--- Record set ---

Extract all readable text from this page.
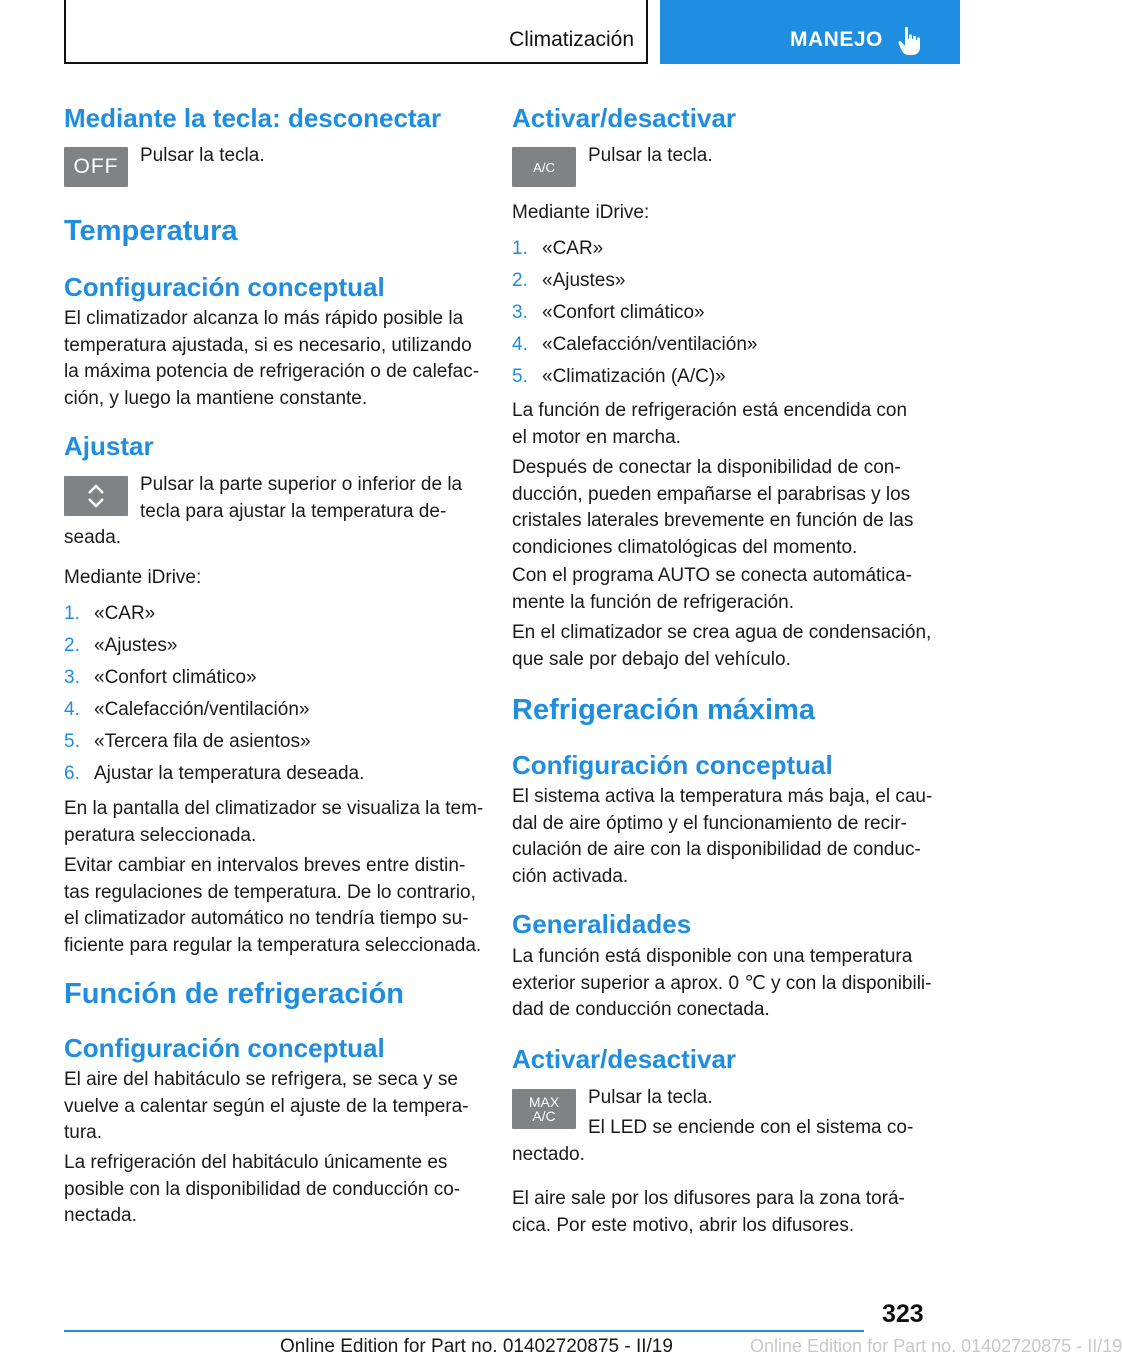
Climatización	MANEJO
Mediante la tecla: desconectar
OFF Pulsar la tecla.
Temperatura
Configuración conceptual
El climatizador alcanza lo más rápido posible la
temperatura ajustada, si es necesario, utilizando
la máxima potencia de refrigeración o de calefac-
ción, y luego la mantiene constante.
Ajustar
Pulsar la parte superior o inferior de la
tecla para ajustar la temperatura de-
seada.
Mediante iDrive:
1. «CAR»
2. «Ajustes»
3. «Confort climático»
4. «Calefacción/ventilación»
5. «Tercera fila de asientos»
6. Ajustar la temperatura deseada.
En la pantalla del climatizador se visualiza la tem-
peratura seleccionada.
Evitar cambiar en intervalos breves entre distin-
tas regulaciones de temperatura. De lo contrario,
el climatizador automático no tendría tiempo su-
ficiente para regular la temperatura seleccionada.
Función de refrigeración
Configuración conceptual
El aire del habitáculo se refrigera, se seca y se
vuelve a calentar según el ajuste de la tempera-
tura.
La refrigeración del habitáculo únicamente es
posible con la disponibilidad de conducción co-
nectada.
Activar/desactivar
A/C
Pulsar la tecla.
Mediante iDrive:
1. «CAR»
2. «Ajustes»
3. «Confort climático»
4. «Calefacción/ventilación»
5. «Climatización (A/C)»
La función de refrigeración está encendida con
el motor en marcha.
Después de conectar la disponibilidad de con-
ducción, pueden empañarse el parabrisas y los
cristales laterales brevemente en función de las
condiciones climatológicas del momento.
Con el programa AUTO se conecta automática-
mente la función de refrigeración.
En el climatizador se crea agua de condensación,
que sale por debajo del vehículo.
Refrigeración máxima
Configuración conceptual
El sistema activa la temperatura más baja, el cau-
dal de aire óptimo y el funcionamiento de recir-
culación de aire con la disponibilidad de conduc-
ción activada.
Generalidades
La función está disponible con una temperatura
exterior superior a aprox. 0 ℃ y con la disponibili-
dad de conducción conectada.
Activar/desactivar
MAX
A/C
Pulsar la tecla.
El LED se enciende con el sistema co-
nectado.
El aire sale por los difusores para la zona torá-
cica. Por este motivo, abrir los difusores.
323
Online Edition for Part no. 01402720875 - II/19	Online Edition for Part no. 01402720875 - II/19
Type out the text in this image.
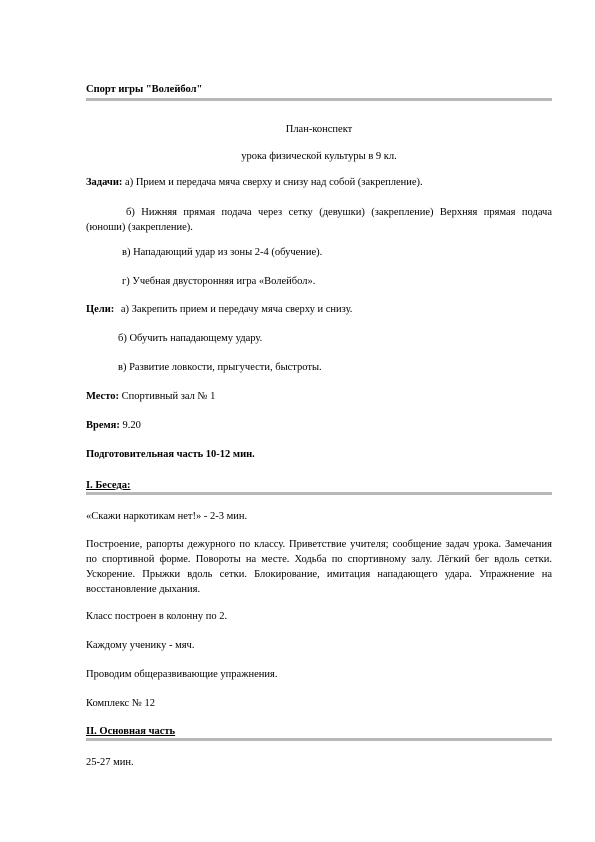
Спорт игры "Волейбол"
План-конспект
урока физической культуры в 9 кл.
Задачи: а) Прием и передача мяча сверху и снизу над собой (закрепление).
б) Нижняя прямая подача через сетку (девушки) (закрепление) Верхняя прямая подача (юноши) (закрепление).
в) Нападающий удар из зоны 2-4 (обучение).
г) Учебная двусторонняя игра «Волейбол».
Цели: а) Закрепить прием и передачу мяча сверху и снизу.
б) Обучить нападающему удару.
в) Развитие ловкости, прыгучести, быстроты.
Место: Спортивный зал № 1
Время: 9.20
Подготовительная часть 10-12 мин.
I. Беседа:
«Скажи наркотикам нет!» - 2-3 мин.
Построение, рапорты дежурного по классу. Приветствие учителя; сообщение задач урока. Замечания по спортивной форме. Повороты на месте. Ходьба по спортивному залу. Лёгкий бег вдоль сетки. Ускорение. Прыжки вдоль сетки. Блокирование, имитация нападающего удара. Упражнение на восстановление дыхания.
Класс построен в колонну по 2.
Каждому ученику - мяч.
Проводим общеразвивающие упражнения.
Комплекс № 12
II. Основная часть
25-27 мин.
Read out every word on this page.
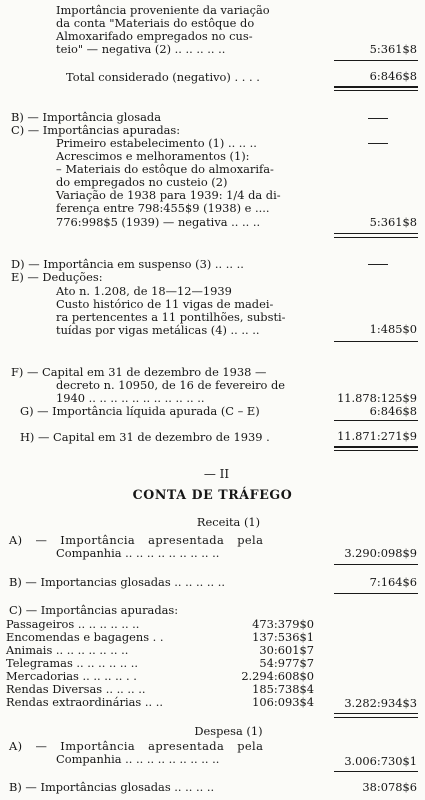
Importância proveniente da variação
da conta "Materiais do estôque do
Almoxarifado empregados no cus-
teio" — negativa (2) .. .. .. .. ..	5:361$8
Total considerado (negativo) . . . .	6:846$8
B) — Importância glosada
C) — Importâncias apuradas:
Primeiro estabelecimento (1) .. .. ..
Acrescimos e melhoramentos (1):
– Materiais do estôque do almoxarifa-
do empregados no custeio (2)
Variação de 1938 para 1939: 1/4 da di-
ferença entre 798:455$9 (1938) e ....
776:998$5 (1939) — negativa .. .. ..	5:361$8
D) — Importância em suspenso (3) .. .. ..
E) — Deduções:
Ato n. 1.208, de 18—12—1939
Custo histórico de 11 vigas de madei-
ra pertencentes a 11 pontilhões, substi-
tuídas por vigas metálicas (4) .. .. ..	1:485$0
F) — Capital em 31 de dezembro de 1938 —
decreto n. 10950, de 16 de fevereiro de
1940 .. .. .. .. .. .. .. .. .. .. ..	11.878:125$9
G) — Importância líquida apurada (C – E)	6:846$8
H) — Capital em 31 de dezembro de 1939 .	11.871:271$9
— II
CONTA DE TRÁFEGO
Receita (1)
A) — Importância apresentada pela
Companhia .. .. .. .. .. .. .. .. ..	3.290:098$9
B) — Importancias glosadas .. .. .. .. ..	7:164$6
C) — Importâncias apuradas:
Passageiros .. .. .. .. .. ..	473:379$0
Encomendas e bagagens . .	137:536$1
Animais .. .. .. .. .. .. ..	30:601$7
Telegramas .. .. .. .. .. ..	54:977$7
Mercadorias .. .. .. .. . .	2.294:608$0
Rendas Diversas .. .. .. ..	185:738$4
Rendas extraordinárias .. ..	106:093$4	3.282:934$3
Despesa (1)
A) — Importância apresentada pela
Companhia .. .. .. .. .. .. .. .. ..	3.006:730$1
B) — Importâncias glosadas .. .. .. ..	38:078$6
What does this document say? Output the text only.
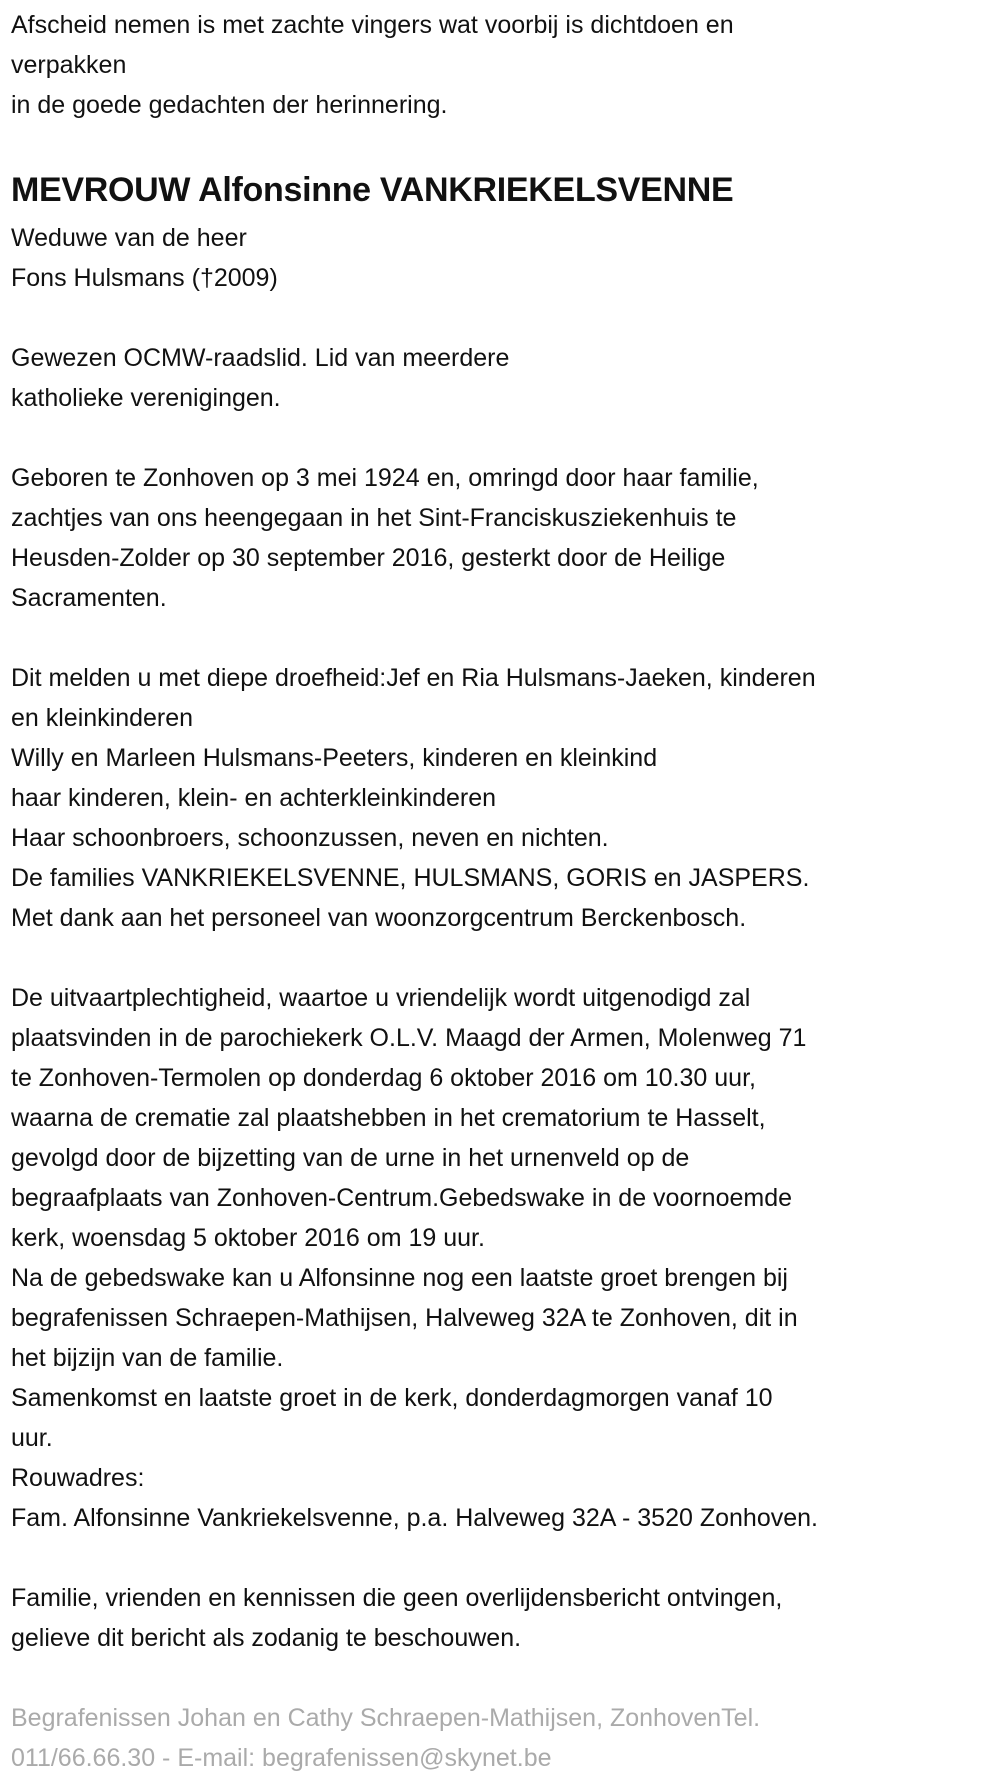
Afscheid nemen is met zachte vingers wat voorbij is dichtdoen en
verpakken
in de goede gedachten der herinnering.
MEVROUW Alfonsinne VANKRIEKELSVENNE
Weduwe van de heer
Fons Hulsmans (†2009)
Gewezen OCMW-raadslid. Lid van meerdere
katholieke verenigingen.
Geboren te Zonhoven op 3 mei 1924 en, omringd door haar familie,
zachtjes van ons heengegaan in het Sint-Franciskusziekenhuis te
Heusden-Zolder op 30 september 2016, gesterkt door de Heilige
Sacramenten.
Dit melden u met diepe droefheid:Jef en Ria Hulsmans-Jaeken, kinderen
en kleinkinderen
Willy en Marleen Hulsmans-Peeters, kinderen en kleinkind
haar kinderen, klein- en achterkleinkinderen
Haar schoonbroers, schoonzussen, neven en nichten.
De families VANKRIEKELSVENNE, HULSMANS, GORIS en JASPERS.
Met dank aan het personeel van woonzorgcentrum Berckenbosch.
De uitvaartplechtigheid, waartoe u vriendelijk wordt uitgenodigd zal
plaatsvinden in de parochiekerk O.L.V. Maagd der Armen, Molenweg 71
te Zonhoven-Termolen op donderdag 6 oktober 2016 om 10.30 uur,
waarna de crematie zal plaatshebben in het crematorium te Hasselt,
gevolgd door de bijzetting van de urne in het urnenveld op de
begraafplaats van Zonhoven-Centrum.Gebedswake in de voornoemde
kerk, woensdag 5 oktober 2016 om 19 uur.
Na de gebedswake kan u Alfonsinne nog een laatste groet brengen bij
begrafenissen Schraepen-Mathijsen, Halveweg 32A te Zonhoven, dit in
het bijzijn van de familie.
Samenkomst en laatste groet in de kerk, donderdagmorgen vanaf 10
uur.
Rouwadres:
Fam. Alfonsinne Vankriekelsvenne, p.a. Halveweg 32A - 3520 Zonhoven.
Familie, vrienden en kennissen die geen overlijdensbericht ontvingen,
gelieve dit bericht als zodanig te beschouwen.
Begrafenissen Johan en Cathy Schraepen-Mathijsen, ZonhovenTel.
011/66.66.30 - E-mail: begrafenissen@skynet.be
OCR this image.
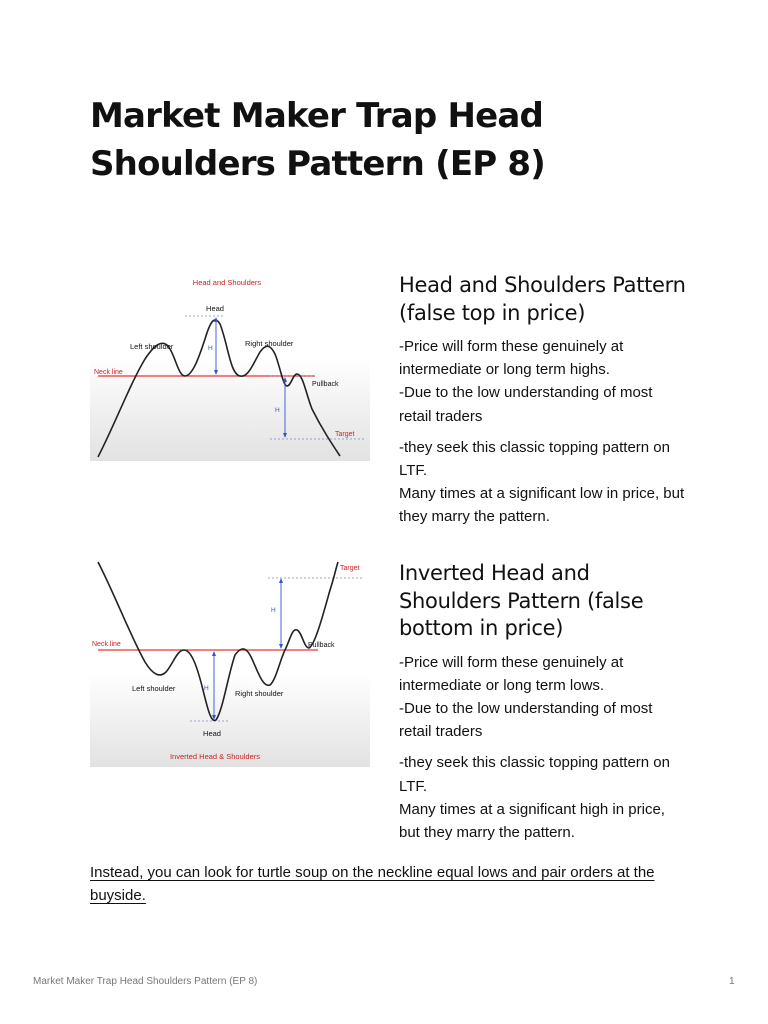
Market Maker Trap Head Shoulders Pattern (EP 8)
Head and Shoulders
Neck line
Target
H
H
Head
Left shoulder	Right shoulder
Pullback
Head and Shoulders Pattern (false top in price)

-Price will form these genuinely at intermediate or long term highs.

-Due to the low understanding of most retail traders

-they seek this classic topping pattern on LTF.

Many times at a significant low in price, but they marry the pattern.

Target
Neck line
H
H
Left shoulder
Right shoulder
Head
Pullback
Inverted Head & Shoulders
Inverted Head and Shoulders Pattern (false bottom in price)

-Price will form these genuinely at intermediate or long term lows.

-Due to the low understanding of most retail traders

-they seek this classic topping pattern on LTF.

Many times at a significant high in price, but they marry the pattern.

Instead, you can look for turtle soup on the neckline equal lows and pair orders at the buyside.
Market Maker Trap Head Shoulders Pattern (EP 8)	1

---

**What to do**
Which lines contain "Halveweg"? Show each of them.

**Answer for this exercise**
begrafenissen Schraepen-Mathijsen, Halveweg 32A te Zonhoven, dit in
Fam. Alfonsinne Vankriekelsvenne, p.a. Halveweg 32A - 3520 Zonhoven.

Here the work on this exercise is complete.